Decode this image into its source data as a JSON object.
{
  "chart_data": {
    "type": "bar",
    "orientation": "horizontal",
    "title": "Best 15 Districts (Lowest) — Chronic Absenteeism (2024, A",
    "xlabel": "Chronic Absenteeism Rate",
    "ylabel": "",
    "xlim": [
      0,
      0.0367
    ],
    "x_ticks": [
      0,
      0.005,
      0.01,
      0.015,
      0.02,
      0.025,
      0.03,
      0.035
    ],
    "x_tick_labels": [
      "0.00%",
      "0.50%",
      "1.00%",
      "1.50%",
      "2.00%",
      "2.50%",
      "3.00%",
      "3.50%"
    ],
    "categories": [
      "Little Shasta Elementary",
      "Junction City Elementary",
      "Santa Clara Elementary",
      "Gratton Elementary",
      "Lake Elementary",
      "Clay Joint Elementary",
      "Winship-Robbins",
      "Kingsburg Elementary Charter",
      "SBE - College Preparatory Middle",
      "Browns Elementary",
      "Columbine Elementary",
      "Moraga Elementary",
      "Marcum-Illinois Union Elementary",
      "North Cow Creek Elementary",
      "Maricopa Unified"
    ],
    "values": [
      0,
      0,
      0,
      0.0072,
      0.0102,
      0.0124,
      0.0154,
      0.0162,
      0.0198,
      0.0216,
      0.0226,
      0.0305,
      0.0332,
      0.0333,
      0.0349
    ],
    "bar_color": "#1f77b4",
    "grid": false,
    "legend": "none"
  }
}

_____

▸ **TASK**
Word for word, write out the data.

▸ **EXPECTED ANSWER**
Decode this image into its source data as a JSON object.
{
  "chart_data": {
    "type": "bar",
    "orientation": "horizontal",
    "title": "Best 15 Districts (Lowest) — Chronic Absenteeism (2024, A",
    "xlabel": "Chronic Absenteeism Rate",
    "ylabel": "",
    "xlim": [
      0,
      0.0367
    ],
    "x_ticks": [
      0,
      0.005,
      0.01,
      0.015,
      0.02,
      0.025,
      0.03,
      0.035
    ],
    "x_tick_labels": [
      "0.00%",
      "0.50%",
      "1.00%",
      "1.50%",
      "2.00%",
      "2.50%",
      "3.00%",
      "3.50%"
    ],
    "categories": [
      "Little Shasta Elementary",
      "Junction City Elementary",
      "Santa Clara Elementary",
      "Gratton Elementary",
      "Lake Elementary",
      "Clay Joint Elementary",
      "Winship-Robbins",
      "Kingsburg Elementary Charter",
      "SBE - College Preparatory Middle",
      "Browns Elementary",
      "Columbine Elementary",
      "Moraga Elementary",
      "Marcum-Illinois Union Elementary",
      "North Cow Creek Elementary",
      "Maricopa Unified"
    ],
    "values": [
      0,
      0,
      0,
      0.0072,
      0.0102,
      0.0124,
      0.0154,
      0.0162,
      0.0198,
      0.0216,
      0.0226,
      0.0305,
      0.0332,
      0.0333,
      0.0349
    ],
    "bar_color": "#1f77b4",
    "grid": false,
    "legend": "none"
  }
}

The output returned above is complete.